>>>

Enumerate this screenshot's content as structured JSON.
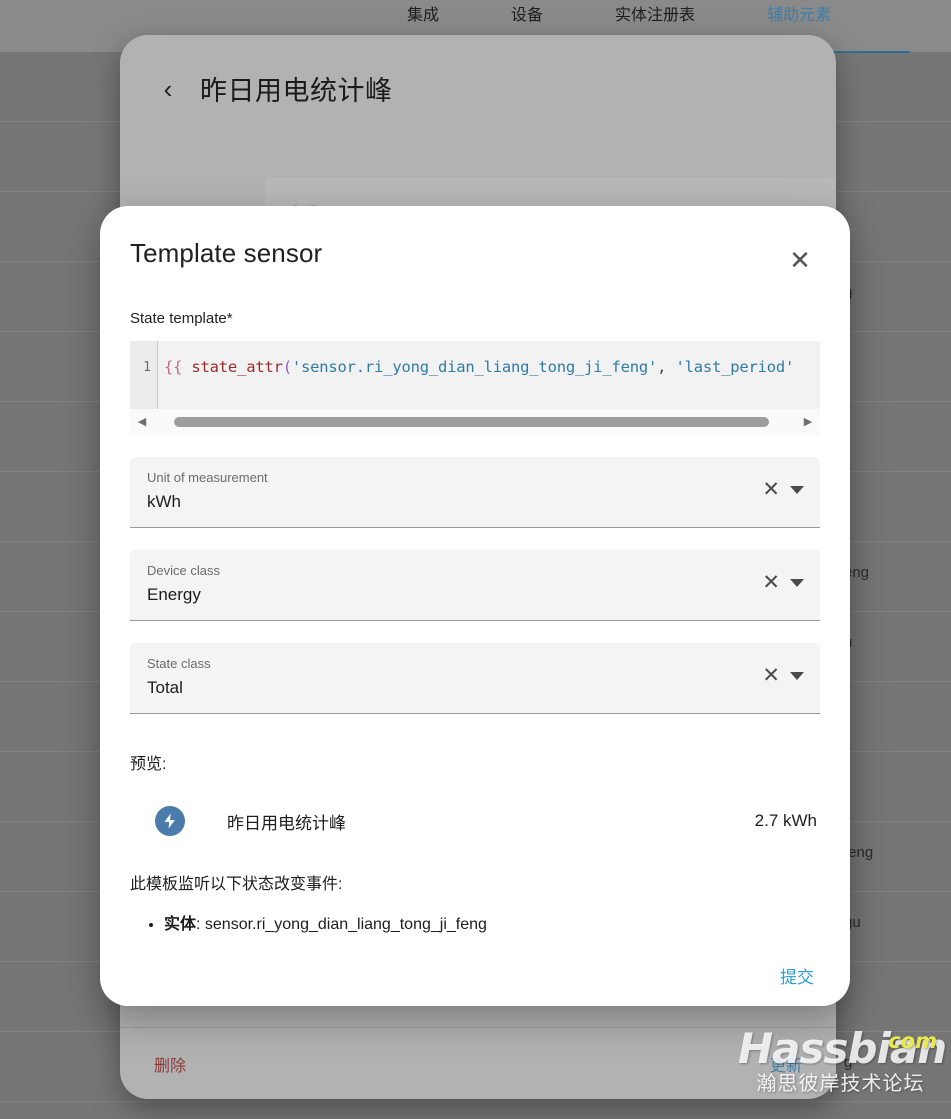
{
  "background": {
    "tabs": [
      {
        "label": "集成",
        "active": false
      },
      {
        "label": "设备",
        "active": false
      },
      {
        "label": "实体注册表",
        "active": false
      },
      {
        "label": "辅助元素",
        "active": true
      }
    ],
    "row_fragments": [
      "",
      "",
      "",
      "g",
      "",
      "",
      "",
      "eng",
      "u",
      "",
      "",
      "feng",
      "gu",
      "",
      "g"
    ],
    "dialog": {
      "back_icon": "chevron-left-icon",
      "title": "昨日用电统计峰",
      "name_field_label": "名称",
      "delete_label": "删除",
      "update_label": "更新"
    }
  },
  "modal": {
    "title": "Template sensor",
    "close_icon": "close-icon",
    "state_template_label": "State template*",
    "code": {
      "line_number": "1",
      "tokens": [
        {
          "text": "{{",
          "type": "brace"
        },
        {
          "text": " ",
          "type": "plain"
        },
        {
          "text": "state_attr",
          "type": "fn"
        },
        {
          "text": "(",
          "type": "paren"
        },
        {
          "text": "'sensor.ri_yong_dian_liang_tong_ji_feng'",
          "type": "str"
        },
        {
          "text": ",",
          "type": "comma"
        },
        {
          "text": " ",
          "type": "plain"
        },
        {
          "text": "'last_period'",
          "type": "str"
        }
      ],
      "full_text": "{{ state_attr('sensor.ri_yong_dian_liang_tong_ji_feng', 'last_period'",
      "scroll_left_arrow": "triangle-left-icon",
      "scroll_right_arrow": "triangle-right-icon"
    },
    "fields": [
      {
        "label": "Unit of measurement",
        "value": "kWh",
        "clear_icon": "clear-icon",
        "caret_icon": "chevron-down-icon"
      },
      {
        "label": "Device class",
        "value": "Energy",
        "clear_icon": "clear-icon",
        "caret_icon": "chevron-down-icon"
      },
      {
        "label": "State class",
        "value": "Total",
        "clear_icon": "clear-icon",
        "caret_icon": "chevron-down-icon"
      }
    ],
    "preview": {
      "label": "预览:",
      "icon": "lightning-bolt-icon",
      "icon_color": "#4b7bab",
      "entity_name": "昨日用电统计峰",
      "entity_value": "2.7 kWh"
    },
    "listen": {
      "text": "此模板监听以下状态改变事件:",
      "items": [
        {
          "key": "实体",
          "separator": ": ",
          "value": "sensor.ri_yong_dian_liang_tong_ji_feng"
        }
      ]
    },
    "submit_label": "提交"
  },
  "watermark": {
    "main": "Hassbian",
    "com": "com",
    "sub": "瀚思彼岸技术论坛"
  },
  "colors": {
    "accent_blue": "#2f9fd0",
    "tab_active": "#3d7ea8",
    "delete_red": "#8a3b3b",
    "backdrop": "#767676"
  }
}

<<<

(EXERCISE DIRECTIONS):
Select every line in the records above that contains the word "left".

(TASK SOLUTION):
      "back_icon": "chevron-left-icon",
      "scroll_left_arrow": "triangle-left-icon",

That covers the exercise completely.